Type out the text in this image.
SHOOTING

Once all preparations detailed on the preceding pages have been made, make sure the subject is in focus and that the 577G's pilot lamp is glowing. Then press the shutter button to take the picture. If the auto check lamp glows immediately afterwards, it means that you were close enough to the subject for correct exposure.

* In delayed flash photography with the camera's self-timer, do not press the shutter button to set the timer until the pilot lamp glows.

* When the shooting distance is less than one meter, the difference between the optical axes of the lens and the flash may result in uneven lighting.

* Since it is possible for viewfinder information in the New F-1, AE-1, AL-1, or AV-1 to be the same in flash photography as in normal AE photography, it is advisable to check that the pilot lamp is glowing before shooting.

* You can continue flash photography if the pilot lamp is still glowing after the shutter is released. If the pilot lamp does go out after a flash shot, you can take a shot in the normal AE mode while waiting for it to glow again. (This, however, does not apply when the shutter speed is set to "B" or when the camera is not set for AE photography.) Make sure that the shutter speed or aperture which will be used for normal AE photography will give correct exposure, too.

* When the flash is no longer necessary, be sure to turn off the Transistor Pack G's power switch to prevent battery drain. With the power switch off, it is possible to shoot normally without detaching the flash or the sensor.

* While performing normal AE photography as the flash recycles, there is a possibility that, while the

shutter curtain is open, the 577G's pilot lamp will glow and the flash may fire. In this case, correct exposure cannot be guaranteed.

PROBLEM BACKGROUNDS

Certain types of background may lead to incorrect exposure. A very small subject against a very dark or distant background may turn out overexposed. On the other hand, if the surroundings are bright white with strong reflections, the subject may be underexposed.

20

SHORT TASK >>
Extract the data in full. Keep it word for word.

ANSWER TO THE TASK >>
Type out the text in this image.
SHOOTING

Once all preparations detailed on the preceding pages have been made, make sure the subject is in focus and that the 577G's pilot lamp is glowing. Then press the shutter button to take the picture. If the auto check lamp glows immediately afterwards, it means that you were close enough to the subject for correct exposure.

* In delayed flash photography with the camera's self-timer, do not press the shutter button to set the timer until the pilot lamp glows.

* When the shooting distance is less than one meter, the difference between the optical axes of the lens and the flash may result in uneven lighting.

* Since it is possible for viewfinder information in the New F-1, AE-1, AL-1, or AV-1 to be the same in flash photography as in normal AE photography, it is advisable to check that the pilot lamp is glowing before shooting.

* You can continue flash photography if the pilot lamp is still glowing after the shutter is released. If the pilot lamp does go out after a flash shot, you can take a shot in the normal AE mode while waiting for it to glow again. (This, however, does not apply when the shutter speed is set to "B" or when the camera is not set for AE photography.) Make sure that the shutter speed or aperture which will be used for normal AE photography will give correct exposure, too.

* When the flash is no longer necessary, be sure to turn off the Transistor Pack G's power switch to prevent battery drain. With the power switch off, it is possible to shoot normally without detaching the flash or the sensor.

* While performing normal AE photography as the flash recycles, there is a possibility that, while the

shutter curtain is open, the 577G's pilot lamp will glow and the flash may fire. In this case, correct exposure cannot be guaranteed.

PROBLEM BACKGROUNDS

Certain types of background may lead to incorrect exposure. A very small subject against a very dark or distant background may turn out overexposed. On the other hand, if the surroundings are bright white with strong reflections, the subject may be underexposed.

20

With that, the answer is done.